### Written instruction
Each line of the listing must be transcribed exactly, except for the images, which should be excluded.

### Dataset records
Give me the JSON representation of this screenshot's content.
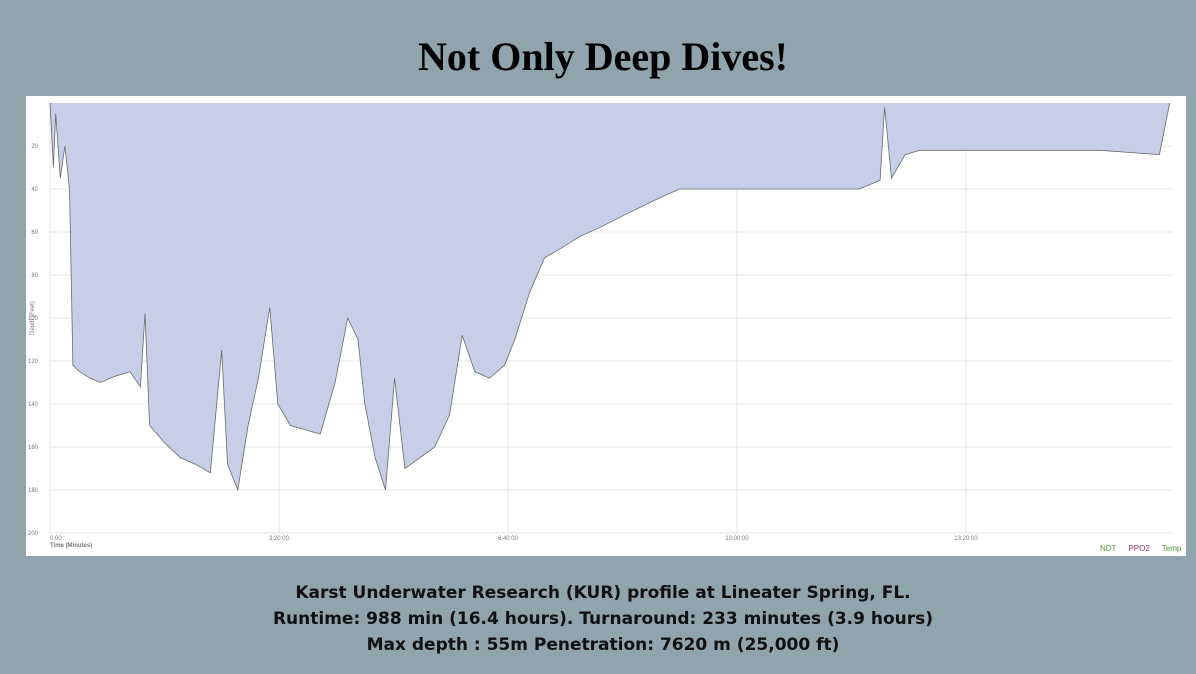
{
  "chart_data": {
    "type": "area",
    "title": "Not Only Deep Dives!",
    "x_label": "Time (Minutes)",
    "y_label": "Depth (Feet)",
    "x": [
      0,
      3,
      5,
      9,
      13,
      17,
      20,
      26,
      35,
      44,
      57,
      70,
      79,
      83,
      87,
      100,
      114,
      127,
      140,
      150,
      155,
      164,
      173,
      182,
      192,
      199,
      210,
      223,
      236,
      249,
      260,
      269,
      275,
      284,
      293,
      301,
      310,
      323,
      336,
      349,
      360,
      371,
      384,
      397,
      406,
      419,
      432,
      445,
      463,
      480,
      502,
      533,
      550,
      620,
      707,
      725,
      729,
      735,
      747,
      760,
      917,
      969,
      978
    ],
    "values": [
      0,
      30,
      5,
      35,
      20,
      40,
      122,
      125,
      128,
      130,
      127,
      125,
      132,
      98,
      150,
      158,
      165,
      168,
      172,
      115,
      168,
      180,
      150,
      128,
      95,
      140,
      150,
      152,
      154,
      130,
      100,
      110,
      140,
      165,
      180,
      128,
      170,
      165,
      160,
      145,
      108,
      125,
      128,
      122,
      110,
      88,
      72,
      68,
      62,
      58,
      52,
      44,
      40,
      40,
      40,
      36,
      2,
      35,
      24,
      22,
      22,
      24,
      0
    ],
    "color": "#c6cee8",
    "line_color": "#6b6b6b",
    "xlim": [
      0,
      980
    ],
    "xticks": [
      {
        "value": 0,
        "label": "0:00"
      },
      {
        "value": 200,
        "label": "3:20:00"
      },
      {
        "value": 400,
        "label": "6:40:00"
      },
      {
        "value": 600,
        "label": "10:00:00"
      },
      {
        "value": 800,
        "label": "13:20:00"
      }
    ],
    "ylim": [
      0,
      200
    ],
    "yticks": [
      20,
      40,
      60,
      80,
      100,
      120,
      140,
      160,
      180,
      200
    ],
    "y_inverted": true,
    "grid": true,
    "legend": [
      {
        "name": "NDT",
        "color": "#4f9a3c"
      },
      {
        "name": "PPO2",
        "color": "#8a3b7c"
      },
      {
        "name": "Temp",
        "color": "#4f9a3c"
      }
    ]
  },
  "caption": [
    "Karst Underwater Research (KUR) profile at Lineater Spring, FL.",
    "Runtime: 988 min (16.4 hours). Turnaround: 233 minutes (3.9 hours)",
    "Max depth : 55m Penetration: 7620 m (25,000 ft)"
  ]
}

### Task solution
Give me the JSON representation of this screenshot's content.
{
  "chart_data": {
    "type": "area",
    "title": "Not Only Deep Dives!",
    "x_label": "Time (Minutes)",
    "y_label": "Depth (Feet)",
    "x": [
      0,
      3,
      5,
      9,
      13,
      17,
      20,
      26,
      35,
      44,
      57,
      70,
      79,
      83,
      87,
      100,
      114,
      127,
      140,
      150,
      155,
      164,
      173,
      182,
      192,
      199,
      210,
      223,
      236,
      249,
      260,
      269,
      275,
      284,
      293,
      301,
      310,
      323,
      336,
      349,
      360,
      371,
      384,
      397,
      406,
      419,
      432,
      445,
      463,
      480,
      502,
      533,
      550,
      620,
      707,
      725,
      729,
      735,
      747,
      760,
      917,
      969,
      978
    ],
    "values": [
      0,
      30,
      5,
      35,
      20,
      40,
      122,
      125,
      128,
      130,
      127,
      125,
      132,
      98,
      150,
      158,
      165,
      168,
      172,
      115,
      168,
      180,
      150,
      128,
      95,
      140,
      150,
      152,
      154,
      130,
      100,
      110,
      140,
      165,
      180,
      128,
      170,
      165,
      160,
      145,
      108,
      125,
      128,
      122,
      110,
      88,
      72,
      68,
      62,
      58,
      52,
      44,
      40,
      40,
      40,
      36,
      2,
      35,
      24,
      22,
      22,
      24,
      0
    ],
    "color": "#c6cee8",
    "line_color": "#6b6b6b",
    "xlim": [
      0,
      980
    ],
    "xticks": [
      {
        "value": 0,
        "label": "0:00"
      },
      {
        "value": 200,
        "label": "3:20:00"
      },
      {
        "value": 400,
        "label": "6:40:00"
      },
      {
        "value": 600,
        "label": "10:00:00"
      },
      {
        "value": 800,
        "label": "13:20:00"
      }
    ],
    "ylim": [
      0,
      200
    ],
    "yticks": [
      20,
      40,
      60,
      80,
      100,
      120,
      140,
      160,
      180,
      200
    ],
    "y_inverted": true,
    "grid": true,
    "legend": [
      {
        "name": "NDT",
        "color": "#4f9a3c"
      },
      {
        "name": "PPO2",
        "color": "#8a3b7c"
      },
      {
        "name": "Temp",
        "color": "#4f9a3c"
      }
    ]
  },
  "caption": [
    "Karst Underwater Research (KUR) profile at Lineater Spring, FL.",
    "Runtime: 988 min (16.4 hours). Turnaround: 233 minutes (3.9 hours)",
    "Max depth : 55m Penetration: 7620 m (25,000 ft)"
  ]
}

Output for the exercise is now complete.